BEGIN Dataset records

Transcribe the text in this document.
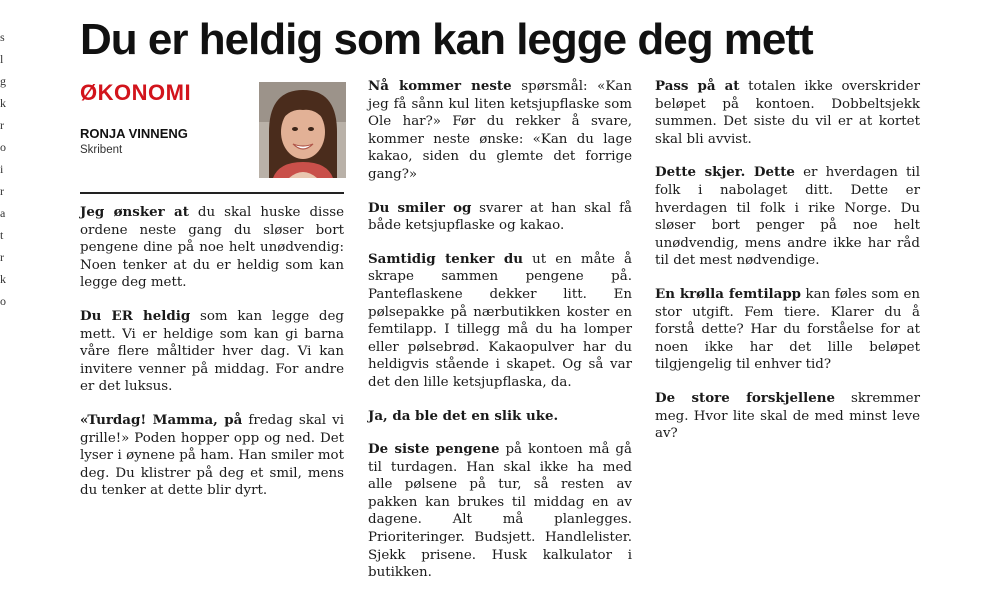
s
l
g
k
r
o
i
r
a
t
r
k
o
Du er heldig som kan legge deg mett
ØKONOMI
RONJA VINNENG
Skribent

Jeg ønsker at du skal huske disse ordene neste gang du sløser bort pengene dine på noe helt unødvendig: Noen tenker at du er heldig som kan legge deg mett.

Du ER heldig som kan legge deg mett. Vi er heldige som kan gi barna våre flere måltider hver dag. Vi kan invitere venner på middag. For andre er det luksus.

«Turdag! Mamma, på fredag skal vi grille!» Poden hopper opp og ned. Det lyser i øynene på ham. Han smiler mot deg. Du klistrer på deg et smil, mens du tenker at dette blir dyrt.

Nå kommer neste spørsmål: «Kan jeg få sånn kul liten ketsjupflaske som Ole har?» Før du rekker å svare, kommer neste ønske: «Kan du lage kakao, siden du glemte det forrige gang?»

Du smiler og svarer at han skal få både ketsjupflaske og kakao.

Samtidig tenker du ut en måte å skrape sammen pengene på. Panteflaskene dekker litt. En pølsepakke på nærbutikken koster en femtilapp. I tillegg må du ha lomper eller pølsebrød. Kakaopulver har du heldigvis stående i skapet. Og så var det den lille ketsjupflaska, da.

Ja, da ble det en slik uke.

De siste pengene på kontoen må gå til turdagen. Han skal ikke ha med alle pølsene på tur, så resten av pakken kan brukes til middag en av dagene. Alt må planlegges. Prioriteringer. Budsjett. Handlelister. Sjekk prisene. Husk kalkulator i butikken.

Pass på at totalen ikke overskrider beløpet på kontoen. Dobbeltsjekk summen. Det siste du vil er at kortet skal bli avvist.

Dette skjer. Dette er hverdagen til folk i nabolaget ditt. Dette er hverdagen til folk i rike Norge. Du sløser bort penger på noe helt unødvendig, mens andre ikke har råd til det mest nødvendige.

En krølla femtilapp kan føles som en stor utgift. Fem tiere. Klarer du å forstå dette? Har du forståelse for at noen ikke har det lille beløpet tilgjengelig til enhver tid?

De store forskjellene skremmer meg. Hvor lite skal de med minst leve av?
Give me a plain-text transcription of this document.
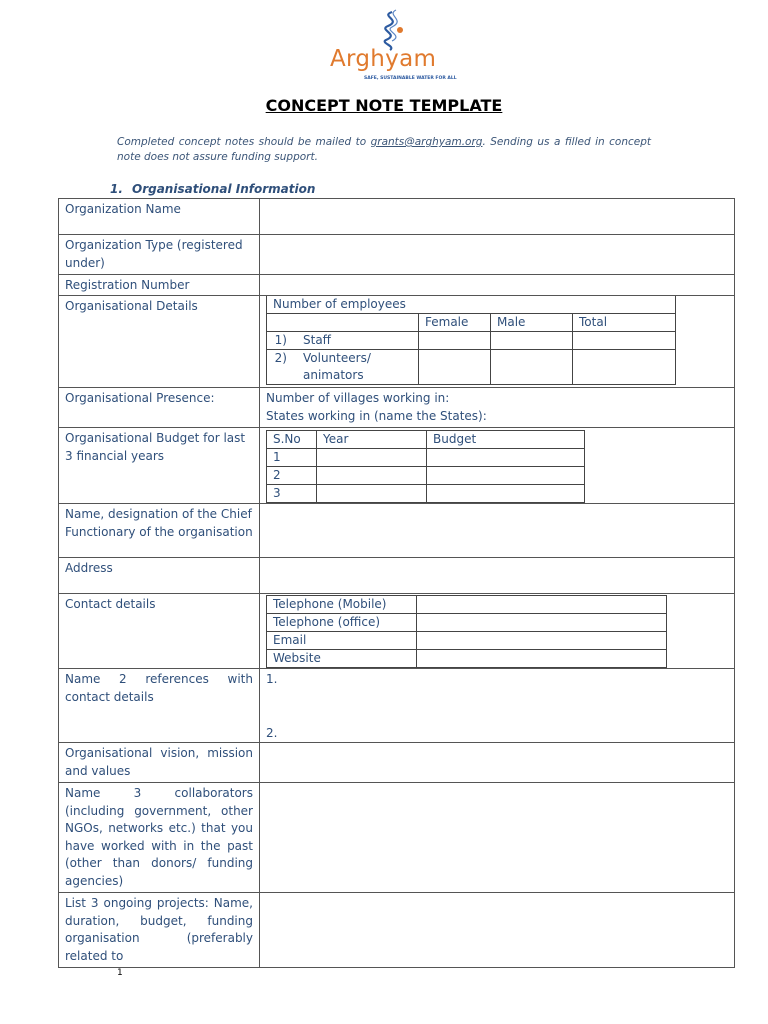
Arghyam
SAFE, SUSTAINABLE WATER FOR ALL
CONCEPT NOTE TEMPLATE
Completed concept notes should be mailed to grants@arghyam.org. Sending us a filled in concept note does not assure funding support.
1. Organisational Information
Organization Name	
Organization Type (registered under)	
Registration Number	
Organisational Details		Number of employees
	Female	Male	Total
1) Staff			

2)	Volunteers/ animators

Organisational Presence:	Number of villages working in:
States working in (name the States):

Organisational Budget for last 3 financial years	
S.No	Year	Budget
1		
2		
3		

Name, designation of the Chief Functionary of the organisation	
Address	
Contact details		Telephone (Mobile)	
Telephone (office)	
Email	
Website	

Name 2 references with contact details	
1.
2.

Organisational vision, mission and values	
Name 3 collaborators (including government, other NGOs, networks etc.) that you have worked with in the past (other than donors/ funding agencies)	
List 3 ongoing projects: Name, duration, budget, funding organisation (preferably related to	
1
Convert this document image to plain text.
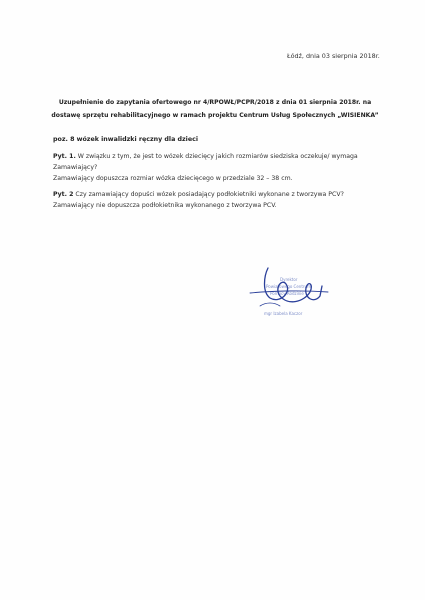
Łódź, dnia 03 sierpnia 2018r.
Uzupełnienie do zapytania ofertowego nr 4/RPOWŁ/PCPR/2018 z dnia 01 sierpnia 2018r. na
dostawę sprzętu rehabilitacyjnego w ramach projektu Centrum Usług Społecznych „WISIENKA”
poz. 8 wózek inwalidzki ręczny dla dzieci
Pyt. 1. W związku z tym, że jest to wózek dziecięcy jakich rozmiarów siedziska oczekuje/ wymaga
Zamawiający?
Zamawiający dopuszcza rozmiar wózka dziecięcego w przedziale 32 – 38 cm.
Pyt. 2 Czy zamawiający dopuści wózek posiadający podłokietniki wykonane z tworzywa PCV?
Zamawiający nie dopuszcza podłokietnika wykonanego z tworzywa PCV.
Dyrektor
Powiatowego Centrum
Pomocy Rodzinie
mgr Izabela Kaczor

END Dataset records

Copy each line of the listing that contains the string "gang".

| Full answer |
Jeg ønsker at du skal huske disse ordene neste gang du sløser bort pengene dine på noe helt unødvendig: Noen tenker at du er heldig som kan legge deg mett.
Nå kommer neste spørsmål: «Kan jeg få sånn kul liten ketsjupflaske som Ole har?» Før du rekker å svare, kommer neste ønske: «Kan du lage kakao, siden du glemte det forrige gang?»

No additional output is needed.